Work to complete
Copy each line exactly.

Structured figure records
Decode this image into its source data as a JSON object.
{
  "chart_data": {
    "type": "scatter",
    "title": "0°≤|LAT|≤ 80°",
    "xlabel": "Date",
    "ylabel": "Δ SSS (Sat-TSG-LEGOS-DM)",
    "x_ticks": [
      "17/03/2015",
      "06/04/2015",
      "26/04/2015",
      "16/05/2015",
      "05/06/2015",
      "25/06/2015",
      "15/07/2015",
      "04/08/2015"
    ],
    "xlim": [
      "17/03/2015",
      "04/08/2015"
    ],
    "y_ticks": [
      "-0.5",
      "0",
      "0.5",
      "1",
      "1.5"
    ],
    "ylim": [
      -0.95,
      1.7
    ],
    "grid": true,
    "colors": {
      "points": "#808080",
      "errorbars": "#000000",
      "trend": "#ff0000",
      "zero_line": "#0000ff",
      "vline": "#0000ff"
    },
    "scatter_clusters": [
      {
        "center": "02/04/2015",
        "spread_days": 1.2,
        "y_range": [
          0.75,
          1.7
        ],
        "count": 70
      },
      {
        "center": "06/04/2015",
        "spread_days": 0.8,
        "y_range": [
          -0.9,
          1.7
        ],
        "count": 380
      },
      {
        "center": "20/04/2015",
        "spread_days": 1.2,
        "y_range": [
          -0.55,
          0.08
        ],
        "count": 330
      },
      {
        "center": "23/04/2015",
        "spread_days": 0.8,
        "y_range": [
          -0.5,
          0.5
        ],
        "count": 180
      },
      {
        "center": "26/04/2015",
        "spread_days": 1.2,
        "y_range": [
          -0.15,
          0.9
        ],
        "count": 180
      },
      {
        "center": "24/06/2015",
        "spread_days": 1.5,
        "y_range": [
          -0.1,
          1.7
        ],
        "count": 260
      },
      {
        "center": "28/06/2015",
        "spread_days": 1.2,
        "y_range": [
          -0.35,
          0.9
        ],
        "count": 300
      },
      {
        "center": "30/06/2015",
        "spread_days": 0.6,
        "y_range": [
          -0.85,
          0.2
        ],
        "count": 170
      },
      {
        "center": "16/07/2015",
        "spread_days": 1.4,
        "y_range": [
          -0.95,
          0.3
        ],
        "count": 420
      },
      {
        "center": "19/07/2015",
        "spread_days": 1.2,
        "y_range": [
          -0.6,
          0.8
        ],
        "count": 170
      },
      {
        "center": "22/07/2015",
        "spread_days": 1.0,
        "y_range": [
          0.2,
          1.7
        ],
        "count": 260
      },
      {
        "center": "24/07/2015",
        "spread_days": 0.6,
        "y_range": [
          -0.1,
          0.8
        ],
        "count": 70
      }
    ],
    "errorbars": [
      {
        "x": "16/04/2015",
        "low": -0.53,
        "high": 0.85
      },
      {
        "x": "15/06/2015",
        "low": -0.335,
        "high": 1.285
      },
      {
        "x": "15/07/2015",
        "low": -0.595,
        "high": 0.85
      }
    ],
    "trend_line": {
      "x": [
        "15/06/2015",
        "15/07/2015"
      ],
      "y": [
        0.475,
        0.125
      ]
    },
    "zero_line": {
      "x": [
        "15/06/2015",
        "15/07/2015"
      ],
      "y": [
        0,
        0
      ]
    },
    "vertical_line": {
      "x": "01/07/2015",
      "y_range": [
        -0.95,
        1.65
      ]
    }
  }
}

Exercise answer
Decode this image into its source data as a JSON object.
{
  "chart_data": {
    "type": "scatter",
    "title": "0°≤|LAT|≤ 80°",
    "xlabel": "Date",
    "ylabel": "Δ SSS (Sat-TSG-LEGOS-DM)",
    "x_ticks": [
      "17/03/2015",
      "06/04/2015",
      "26/04/2015",
      "16/05/2015",
      "05/06/2015",
      "25/06/2015",
      "15/07/2015",
      "04/08/2015"
    ],
    "xlim": [
      "17/03/2015",
      "04/08/2015"
    ],
    "y_ticks": [
      "-0.5",
      "0",
      "0.5",
      "1",
      "1.5"
    ],
    "ylim": [
      -0.95,
      1.7
    ],
    "grid": true,
    "colors": {
      "points": "#808080",
      "errorbars": "#000000",
      "trend": "#ff0000",
      "zero_line": "#0000ff",
      "vline": "#0000ff"
    },
    "scatter_clusters": [
      {
        "center": "02/04/2015",
        "spread_days": 1.2,
        "y_range": [
          0.75,
          1.7
        ],
        "count": 70
      },
      {
        "center": "06/04/2015",
        "spread_days": 0.8,
        "y_range": [
          -0.9,
          1.7
        ],
        "count": 380
      },
      {
        "center": "20/04/2015",
        "spread_days": 1.2,
        "y_range": [
          -0.55,
          0.08
        ],
        "count": 330
      },
      {
        "center": "23/04/2015",
        "spread_days": 0.8,
        "y_range": [
          -0.5,
          0.5
        ],
        "count": 180
      },
      {
        "center": "26/04/2015",
        "spread_days": 1.2,
        "y_range": [
          -0.15,
          0.9
        ],
        "count": 180
      },
      {
        "center": "24/06/2015",
        "spread_days": 1.5,
        "y_range": [
          -0.1,
          1.7
        ],
        "count": 260
      },
      {
        "center": "28/06/2015",
        "spread_days": 1.2,
        "y_range": [
          -0.35,
          0.9
        ],
        "count": 300
      },
      {
        "center": "30/06/2015",
        "spread_days": 0.6,
        "y_range": [
          -0.85,
          0.2
        ],
        "count": 170
      },
      {
        "center": "16/07/2015",
        "spread_days": 1.4,
        "y_range": [
          -0.95,
          0.3
        ],
        "count": 420
      },
      {
        "center": "19/07/2015",
        "spread_days": 1.2,
        "y_range": [
          -0.6,
          0.8
        ],
        "count": 170
      },
      {
        "center": "22/07/2015",
        "spread_days": 1.0,
        "y_range": [
          0.2,
          1.7
        ],
        "count": 260
      },
      {
        "center": "24/07/2015",
        "spread_days": 0.6,
        "y_range": [
          -0.1,
          0.8
        ],
        "count": 70
      }
    ],
    "errorbars": [
      {
        "x": "16/04/2015",
        "low": -0.53,
        "high": 0.85
      },
      {
        "x": "15/06/2015",
        "low": -0.335,
        "high": 1.285
      },
      {
        "x": "15/07/2015",
        "low": -0.595,
        "high": 0.85
      }
    ],
    "trend_line": {
      "x": [
        "15/06/2015",
        "15/07/2015"
      ],
      "y": [
        0.475,
        0.125
      ]
    },
    "zero_line": {
      "x": [
        "15/06/2015",
        "15/07/2015"
      ],
      "y": [
        0,
        0
      ]
    },
    "vertical_line": {
      "x": "01/07/2015",
      "y_range": [
        -0.95,
        1.65
      ]
    }
  }
}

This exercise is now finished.